**課題 A**
本文について次の問いに答えよ。
(i) 理化学研究所が発見したと発表したのは、何の初期化機構か。
(ii) 発表が行われた日付はいつか。
(iii) 成果が掲載された米科学誌の名前は何か。
**課題 B**
本文の「理化学研究所は、従来の遺伝子」から「of the Cell」のオンライン版に掲載された。」までを、両端を含めて一字一句そのまま書き写せ。

**抜粋本文**
理化学研究所は、従来の遺伝子の複製機構では説明できなかったミトコンドリアゲノムの初期化機構を発見したと発表した。
理化学研究所は2016年4月28日、ミトコンドリアDNA(mtDNA)複製と分配の新しいメカニズムを発見したと発表した。同研究所吉田化学遺伝学研究室の凌楓(リン・フォン)専任研究員、吉田稔主任研究員、国立精神・神経医療研究センターメディカル・ゲノムセンターの後藤雄一センター長らの共同研究グループによるもので、成果は同年3月24日、米科学誌「Molecular Biology of the Cell」のオンライン版に掲載された。

**提供データ**

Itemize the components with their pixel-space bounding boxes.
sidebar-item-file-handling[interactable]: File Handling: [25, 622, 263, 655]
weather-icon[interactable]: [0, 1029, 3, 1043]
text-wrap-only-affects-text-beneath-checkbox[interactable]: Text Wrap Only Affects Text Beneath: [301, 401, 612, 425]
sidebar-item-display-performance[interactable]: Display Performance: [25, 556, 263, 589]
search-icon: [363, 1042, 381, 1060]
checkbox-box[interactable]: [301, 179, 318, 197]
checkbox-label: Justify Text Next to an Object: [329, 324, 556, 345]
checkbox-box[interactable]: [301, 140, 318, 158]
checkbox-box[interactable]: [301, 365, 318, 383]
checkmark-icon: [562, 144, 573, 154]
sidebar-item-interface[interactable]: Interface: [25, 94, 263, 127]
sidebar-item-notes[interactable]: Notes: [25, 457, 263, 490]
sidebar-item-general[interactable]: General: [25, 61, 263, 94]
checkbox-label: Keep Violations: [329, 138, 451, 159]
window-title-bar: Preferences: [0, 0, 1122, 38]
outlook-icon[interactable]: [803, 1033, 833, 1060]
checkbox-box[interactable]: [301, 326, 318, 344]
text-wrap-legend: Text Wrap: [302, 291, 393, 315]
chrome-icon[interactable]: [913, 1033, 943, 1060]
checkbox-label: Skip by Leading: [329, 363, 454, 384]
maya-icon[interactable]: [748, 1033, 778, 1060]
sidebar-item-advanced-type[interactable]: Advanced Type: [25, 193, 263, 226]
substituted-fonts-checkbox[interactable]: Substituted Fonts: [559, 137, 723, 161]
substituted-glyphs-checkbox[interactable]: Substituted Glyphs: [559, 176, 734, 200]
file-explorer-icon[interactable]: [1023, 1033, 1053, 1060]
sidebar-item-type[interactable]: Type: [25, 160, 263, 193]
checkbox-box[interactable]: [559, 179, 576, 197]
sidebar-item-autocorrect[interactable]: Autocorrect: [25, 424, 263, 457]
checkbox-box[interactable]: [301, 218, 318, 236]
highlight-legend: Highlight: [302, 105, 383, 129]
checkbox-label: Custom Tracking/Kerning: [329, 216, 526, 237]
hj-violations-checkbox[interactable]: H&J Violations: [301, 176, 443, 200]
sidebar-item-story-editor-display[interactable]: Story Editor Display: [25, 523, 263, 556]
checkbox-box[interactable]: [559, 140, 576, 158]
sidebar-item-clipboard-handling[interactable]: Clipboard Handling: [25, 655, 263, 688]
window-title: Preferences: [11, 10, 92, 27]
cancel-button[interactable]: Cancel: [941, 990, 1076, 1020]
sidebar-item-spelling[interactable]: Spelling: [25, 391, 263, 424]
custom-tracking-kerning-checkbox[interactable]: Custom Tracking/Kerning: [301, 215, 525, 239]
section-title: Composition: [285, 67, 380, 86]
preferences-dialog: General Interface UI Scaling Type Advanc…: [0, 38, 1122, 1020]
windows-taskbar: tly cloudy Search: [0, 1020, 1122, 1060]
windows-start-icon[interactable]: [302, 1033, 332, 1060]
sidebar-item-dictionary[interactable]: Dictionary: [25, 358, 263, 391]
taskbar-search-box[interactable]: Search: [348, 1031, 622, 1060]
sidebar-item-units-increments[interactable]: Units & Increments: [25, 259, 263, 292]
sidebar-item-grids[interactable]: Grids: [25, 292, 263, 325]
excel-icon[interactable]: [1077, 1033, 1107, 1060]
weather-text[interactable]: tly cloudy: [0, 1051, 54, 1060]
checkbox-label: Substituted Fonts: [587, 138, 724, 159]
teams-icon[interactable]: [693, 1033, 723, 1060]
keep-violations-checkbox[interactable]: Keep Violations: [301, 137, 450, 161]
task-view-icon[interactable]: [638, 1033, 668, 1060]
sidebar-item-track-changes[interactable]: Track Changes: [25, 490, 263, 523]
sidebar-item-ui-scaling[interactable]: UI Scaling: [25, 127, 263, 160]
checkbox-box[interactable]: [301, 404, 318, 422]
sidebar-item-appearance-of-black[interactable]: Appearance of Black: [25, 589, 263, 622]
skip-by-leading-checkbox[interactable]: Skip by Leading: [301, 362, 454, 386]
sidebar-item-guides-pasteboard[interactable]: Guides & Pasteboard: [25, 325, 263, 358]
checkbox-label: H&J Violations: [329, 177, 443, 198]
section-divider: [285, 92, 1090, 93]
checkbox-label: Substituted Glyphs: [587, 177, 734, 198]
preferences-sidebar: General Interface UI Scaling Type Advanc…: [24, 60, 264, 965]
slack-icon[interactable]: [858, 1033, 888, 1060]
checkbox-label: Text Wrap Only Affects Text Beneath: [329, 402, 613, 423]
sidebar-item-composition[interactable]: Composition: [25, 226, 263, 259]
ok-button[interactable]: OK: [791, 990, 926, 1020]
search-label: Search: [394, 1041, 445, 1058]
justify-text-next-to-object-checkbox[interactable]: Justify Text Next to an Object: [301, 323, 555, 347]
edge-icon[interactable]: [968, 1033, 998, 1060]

**解答 A**
(i) ミトコンドリアゲノム
(ii) 2016年4月28日
(iii) 「Molecular Biology of the Cell」

**解答 B**
理化学研究所は、従来の遺伝子の複製機構では説明できなかったミトコンドリアゲノムの初期化機構を発見したと発表した。
理化学研究所は2016年4月28日、ミトコンドリアDNA(mtDNA)複製と分配の新しいメカニズムを発見したと発表した。同研究所吉田化学遺伝学研究室の凌楓(リン・フォン)専任研究員、吉田稔主任研究員、国立精神・神経医療研究センターメディカル・ゲノムセンターの後藤雄一センター長らの共同研究グループによるもので、成果は同年3月24日、米科学誌「Molecular Biology of the Cell」のオンライン版に掲載された。